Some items
%%

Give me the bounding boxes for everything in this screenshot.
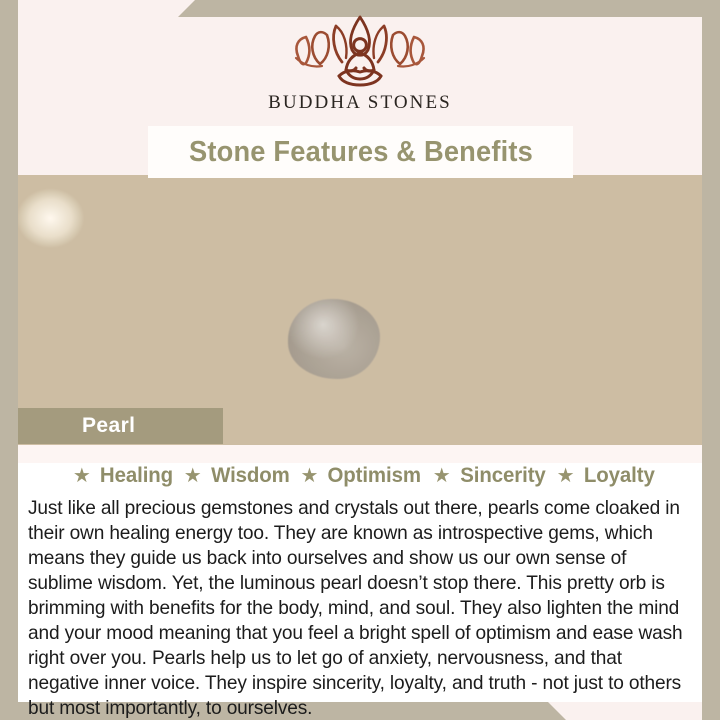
brand-name: BUDDHA STONES [268,92,452,114]
benefit-label: Loyalty [583,463,654,488]
star-icon: ★ [433,466,451,486]
benefit-item: ★Optimism [292,463,424,488]
pearl-photo [0,175,720,445]
star-icon: ★ [184,466,202,486]
benefit-item: ★Wisdom [175,463,292,488]
benefits-list: ★Healing★Wisdom★Optimism★Sincerity★Loyal… [18,463,702,488]
stone-name-chip: Pearl [18,408,223,444]
page-title: Stone Features & Benefits [188,136,532,169]
stone-info-card: BUDDHA STONES Stone Features & Benefits … [0,0,720,720]
benefit-item: ★Sincerity [424,463,548,488]
title-plate: Stone Features & Benefits [148,126,573,178]
stone-description: Just like all precious gemstones and cry… [28,496,684,720]
content-panel: ★Healing★Wisdom★Optimism★Sincerity★Loyal… [18,445,702,702]
benefit-label: Healing [100,463,173,488]
star-icon: ★ [557,466,575,486]
panel-top-tint [18,445,702,463]
benefit-item: ★Healing [64,463,175,488]
benefit-item: ★Loyalty [548,463,657,488]
brand-block: BUDDHA STONES [0,14,720,129]
benefit-label: Wisdom [211,463,290,488]
stone-name-label: Pearl [82,414,135,438]
lotus-meditation-figure-icon [284,14,436,88]
benefit-label: Sincerity [460,463,545,488]
benefit-label: Optimism [328,463,421,488]
hero-image [0,175,720,445]
star-icon: ★ [73,466,91,486]
star-icon: ★ [301,466,319,486]
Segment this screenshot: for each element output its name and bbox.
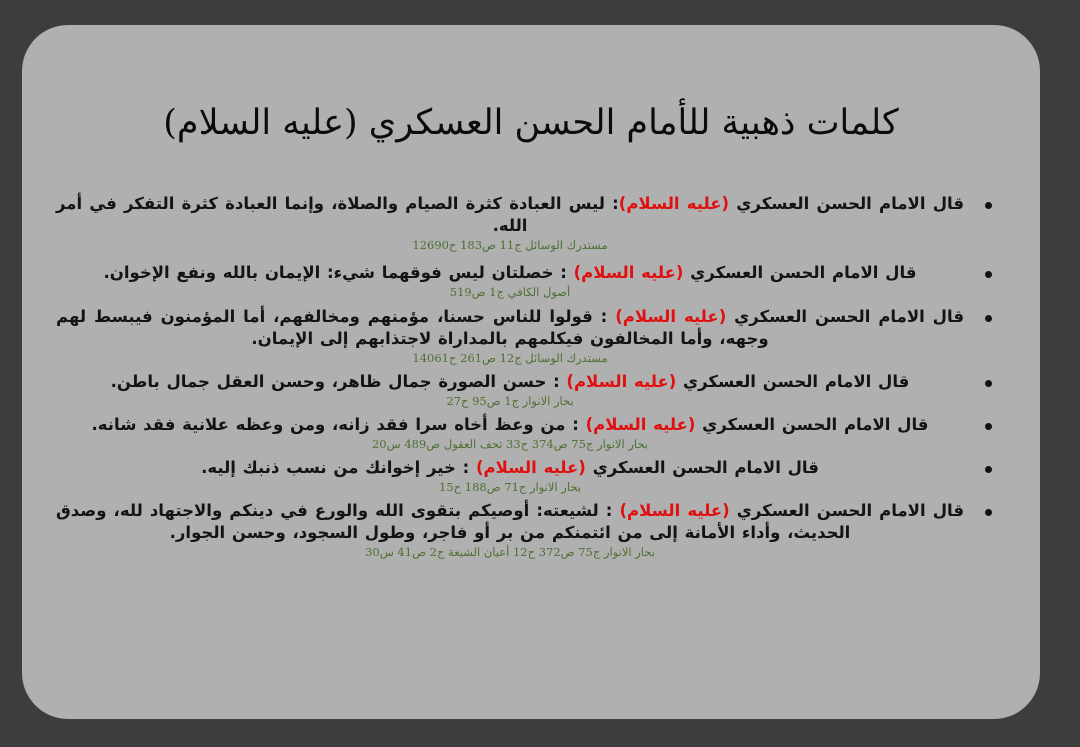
salutation-label: (عليه السلام) xyxy=(586,415,696,434)
quote-source: أصول الكافي ج1 ص519 xyxy=(56,285,964,299)
list-item: قال الامام الحسن العسكري (عليه السلام) :… xyxy=(56,262,1010,299)
bullet-icon xyxy=(985,423,992,430)
quote-text: : حسن الصورة جمال ظاهر، وحسن العقل جمال … xyxy=(111,372,567,391)
quote-lead: قال الامام الحسن العسكري xyxy=(729,194,964,213)
quote-lead: قال الامام الحسن العسكري xyxy=(726,307,964,326)
list-item: قال الامام الحسن العسكري (عليه السلام) :… xyxy=(56,414,1010,451)
quote-body: قال الامام الحسن العسكري (عليه السلام) :… xyxy=(56,306,964,350)
slide-panel: كلمات ذهبية للأمام الحسن العسكري (عليه ا… xyxy=(22,25,1040,719)
quote-body: قال الامام الحسن العسكري (عليه السلام) :… xyxy=(56,371,964,393)
quote-text: : خير إخوانك من نسب ذنبك إليه. xyxy=(201,458,476,477)
quote-lead: قال الامام الحسن العسكري xyxy=(676,372,909,391)
list-item: قال الامام الحسن العسكري (عليه السلام) :… xyxy=(56,500,1010,559)
list-item: قال الامام الحسن العسكري (عليه السلام) :… xyxy=(56,371,1010,408)
bullet-icon xyxy=(985,271,992,278)
quote-body: قال الامام الحسن العسكري (عليه السلام) :… xyxy=(56,457,964,479)
quote-text: : من وعظ أخاه سرا فقد زانه، ومن وعظه علا… xyxy=(92,415,586,434)
list-item: قال الامام الحسن العسكري (عليه السلام) :… xyxy=(56,306,1010,365)
quote-text: : خصلتان ليس فوقهما شيء: الإيمان بالله و… xyxy=(103,263,573,282)
salutation-label: (عليه السلام) xyxy=(476,458,586,477)
salutation-label: (عليه السلام) xyxy=(615,307,726,326)
quote-body: قال الامام الحسن العسكري (عليه السلام) :… xyxy=(56,414,964,436)
quote-source: بحار الانوار ج75 ص374 ح33 تحف العقول ص48… xyxy=(56,437,964,451)
quote-text: : ليس العبادة كثرة الصيام والصلاة، وإنما… xyxy=(56,194,619,235)
quote-lead: قال الامام الحسن العسكري xyxy=(695,415,928,434)
salutation-label: (عليه السلام) xyxy=(566,372,676,391)
bullet-icon xyxy=(985,466,992,473)
quote-source: بحار الانوار ج71 ص188 ح15 xyxy=(56,480,964,494)
quote-body: قال الامام الحسن العسكري (عليه السلام) :… xyxy=(56,262,964,284)
bullet-icon xyxy=(985,202,992,209)
quote-body: قال الامام الحسن العسكري (عليه السلام): … xyxy=(56,193,964,237)
quote-lead: قال الامام الحسن العسكري xyxy=(586,458,819,477)
salutation-label: (عليه السلام) xyxy=(619,194,729,213)
quote-source: بحار الانوار ج1 ص95 ح27 xyxy=(56,394,964,408)
quote-lead: قال الامام الحسن العسكري xyxy=(730,501,964,520)
quote-lead: قال الامام الحسن العسكري xyxy=(683,263,916,282)
page-title: كلمات ذهبية للأمام الحسن العسكري (عليه ا… xyxy=(22,103,1040,143)
quote-list: قال الامام الحسن العسكري (عليه السلام): … xyxy=(56,193,1010,559)
list-item: قال الامام الحسن العسكري (عليه السلام) :… xyxy=(56,457,1010,494)
bullet-icon xyxy=(985,509,992,516)
quote-source: بحار الانوار ج75 ص372 ح12 أعيان الشيعة ج… xyxy=(56,545,964,559)
list-item: قال الامام الحسن العسكري (عليه السلام): … xyxy=(56,193,1010,252)
salutation-label: (عليه السلام) xyxy=(574,263,684,282)
bullet-icon xyxy=(985,380,992,387)
quote-source: مستدرك الوسائل ج12 ص261 ح14061 xyxy=(56,351,964,365)
quote-source: مستدرك الوسائل ج11 ص183 ح12690 xyxy=(56,238,964,252)
quote-body: قال الامام الحسن العسكري (عليه السلام) :… xyxy=(56,500,964,544)
bullet-icon xyxy=(985,315,992,322)
salutation-label: (عليه السلام) xyxy=(619,501,729,520)
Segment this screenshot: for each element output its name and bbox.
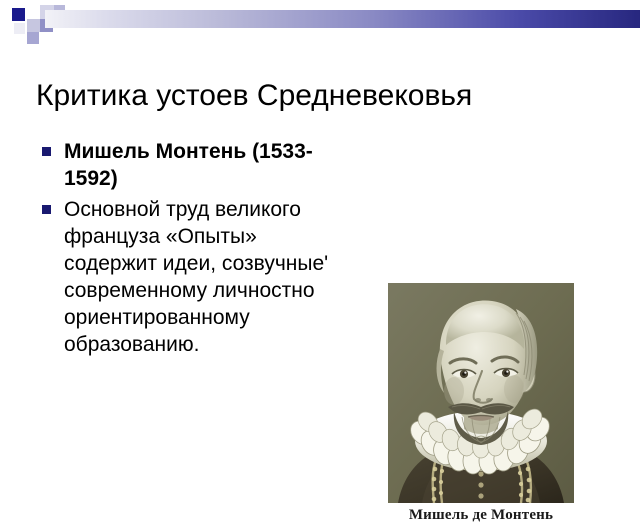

%%

Please count the lines in the items above that contain the string "salutation" and give only that number.

* Written response *
7